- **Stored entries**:

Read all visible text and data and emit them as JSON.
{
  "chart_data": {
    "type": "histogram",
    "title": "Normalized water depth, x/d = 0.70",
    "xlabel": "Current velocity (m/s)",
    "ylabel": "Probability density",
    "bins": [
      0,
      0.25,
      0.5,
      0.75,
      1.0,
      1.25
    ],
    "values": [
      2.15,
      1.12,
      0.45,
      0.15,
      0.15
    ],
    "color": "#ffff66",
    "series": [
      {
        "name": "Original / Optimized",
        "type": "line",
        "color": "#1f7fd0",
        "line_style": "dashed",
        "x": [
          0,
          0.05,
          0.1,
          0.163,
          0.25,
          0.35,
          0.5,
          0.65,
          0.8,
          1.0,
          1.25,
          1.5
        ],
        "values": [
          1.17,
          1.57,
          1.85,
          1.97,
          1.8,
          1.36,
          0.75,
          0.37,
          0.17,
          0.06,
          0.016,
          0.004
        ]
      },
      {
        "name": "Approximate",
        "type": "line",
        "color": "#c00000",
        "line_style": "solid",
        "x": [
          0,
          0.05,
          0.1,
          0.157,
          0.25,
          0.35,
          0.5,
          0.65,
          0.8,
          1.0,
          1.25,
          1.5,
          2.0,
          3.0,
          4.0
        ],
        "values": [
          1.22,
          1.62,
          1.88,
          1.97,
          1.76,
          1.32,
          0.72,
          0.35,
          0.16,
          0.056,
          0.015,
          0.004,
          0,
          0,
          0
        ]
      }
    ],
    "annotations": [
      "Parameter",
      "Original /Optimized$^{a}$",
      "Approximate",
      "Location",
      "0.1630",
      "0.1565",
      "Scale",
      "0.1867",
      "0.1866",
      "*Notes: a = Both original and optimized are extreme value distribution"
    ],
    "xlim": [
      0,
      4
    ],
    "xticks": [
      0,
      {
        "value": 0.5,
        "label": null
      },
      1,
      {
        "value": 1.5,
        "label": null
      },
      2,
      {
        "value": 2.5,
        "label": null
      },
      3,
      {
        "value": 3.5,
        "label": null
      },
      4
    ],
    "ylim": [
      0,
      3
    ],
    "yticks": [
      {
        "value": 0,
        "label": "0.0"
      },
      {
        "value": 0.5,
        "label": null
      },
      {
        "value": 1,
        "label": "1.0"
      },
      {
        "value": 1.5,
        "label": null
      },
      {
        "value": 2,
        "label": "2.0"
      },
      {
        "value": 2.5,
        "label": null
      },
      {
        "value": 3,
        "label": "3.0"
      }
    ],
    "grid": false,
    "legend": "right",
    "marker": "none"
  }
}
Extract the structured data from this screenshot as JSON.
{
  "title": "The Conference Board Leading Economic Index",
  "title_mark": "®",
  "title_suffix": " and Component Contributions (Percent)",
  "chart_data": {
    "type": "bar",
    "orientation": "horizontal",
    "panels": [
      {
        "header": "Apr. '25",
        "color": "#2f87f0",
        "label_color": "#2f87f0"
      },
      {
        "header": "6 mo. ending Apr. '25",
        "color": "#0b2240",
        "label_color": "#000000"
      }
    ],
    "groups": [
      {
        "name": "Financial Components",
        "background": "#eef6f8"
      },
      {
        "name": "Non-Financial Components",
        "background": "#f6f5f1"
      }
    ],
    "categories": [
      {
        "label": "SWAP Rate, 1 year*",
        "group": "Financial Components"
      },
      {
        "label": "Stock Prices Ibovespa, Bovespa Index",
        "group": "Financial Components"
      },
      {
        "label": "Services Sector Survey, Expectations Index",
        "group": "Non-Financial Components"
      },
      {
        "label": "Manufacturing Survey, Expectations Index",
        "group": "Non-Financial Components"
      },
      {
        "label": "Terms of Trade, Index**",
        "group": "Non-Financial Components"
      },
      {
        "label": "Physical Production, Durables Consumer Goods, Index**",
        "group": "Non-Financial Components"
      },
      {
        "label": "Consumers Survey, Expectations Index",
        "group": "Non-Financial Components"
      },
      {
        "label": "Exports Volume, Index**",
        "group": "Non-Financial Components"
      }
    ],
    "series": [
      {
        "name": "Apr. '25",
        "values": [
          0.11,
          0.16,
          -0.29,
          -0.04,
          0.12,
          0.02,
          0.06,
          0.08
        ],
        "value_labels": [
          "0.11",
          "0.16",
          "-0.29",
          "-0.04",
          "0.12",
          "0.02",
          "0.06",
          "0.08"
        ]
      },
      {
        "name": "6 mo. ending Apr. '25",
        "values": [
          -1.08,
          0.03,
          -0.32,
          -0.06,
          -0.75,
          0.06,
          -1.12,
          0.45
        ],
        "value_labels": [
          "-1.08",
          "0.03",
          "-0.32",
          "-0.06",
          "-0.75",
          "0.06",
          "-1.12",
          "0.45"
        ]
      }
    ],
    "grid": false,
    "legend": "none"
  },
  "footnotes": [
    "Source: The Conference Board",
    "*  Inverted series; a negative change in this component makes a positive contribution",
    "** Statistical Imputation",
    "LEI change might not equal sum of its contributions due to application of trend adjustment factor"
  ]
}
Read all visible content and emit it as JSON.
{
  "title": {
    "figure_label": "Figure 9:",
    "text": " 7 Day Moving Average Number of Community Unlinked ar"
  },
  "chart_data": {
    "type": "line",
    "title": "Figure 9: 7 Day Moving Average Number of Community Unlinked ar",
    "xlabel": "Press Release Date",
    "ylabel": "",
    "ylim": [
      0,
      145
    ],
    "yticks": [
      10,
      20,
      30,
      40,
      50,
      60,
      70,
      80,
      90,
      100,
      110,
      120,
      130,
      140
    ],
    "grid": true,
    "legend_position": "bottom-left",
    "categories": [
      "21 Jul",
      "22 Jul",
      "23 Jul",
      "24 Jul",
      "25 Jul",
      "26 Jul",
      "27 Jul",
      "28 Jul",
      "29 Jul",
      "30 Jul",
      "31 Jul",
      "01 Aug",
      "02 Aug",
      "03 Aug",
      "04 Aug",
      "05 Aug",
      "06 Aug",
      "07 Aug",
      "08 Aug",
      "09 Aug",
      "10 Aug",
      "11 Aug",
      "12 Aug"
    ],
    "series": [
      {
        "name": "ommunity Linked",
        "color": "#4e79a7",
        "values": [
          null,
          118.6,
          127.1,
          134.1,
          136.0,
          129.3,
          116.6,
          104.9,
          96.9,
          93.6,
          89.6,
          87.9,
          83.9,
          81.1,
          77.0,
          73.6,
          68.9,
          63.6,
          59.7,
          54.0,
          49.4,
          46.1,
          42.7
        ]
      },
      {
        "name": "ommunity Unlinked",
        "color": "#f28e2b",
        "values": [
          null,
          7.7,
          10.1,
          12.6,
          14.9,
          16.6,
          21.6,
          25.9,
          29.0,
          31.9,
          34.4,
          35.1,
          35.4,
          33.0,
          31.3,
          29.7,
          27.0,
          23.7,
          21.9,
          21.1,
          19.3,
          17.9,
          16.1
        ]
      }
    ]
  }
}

- **Stated goal**: Provide only the count of lines in the material above that hold the word "header".

- **Answer**: 2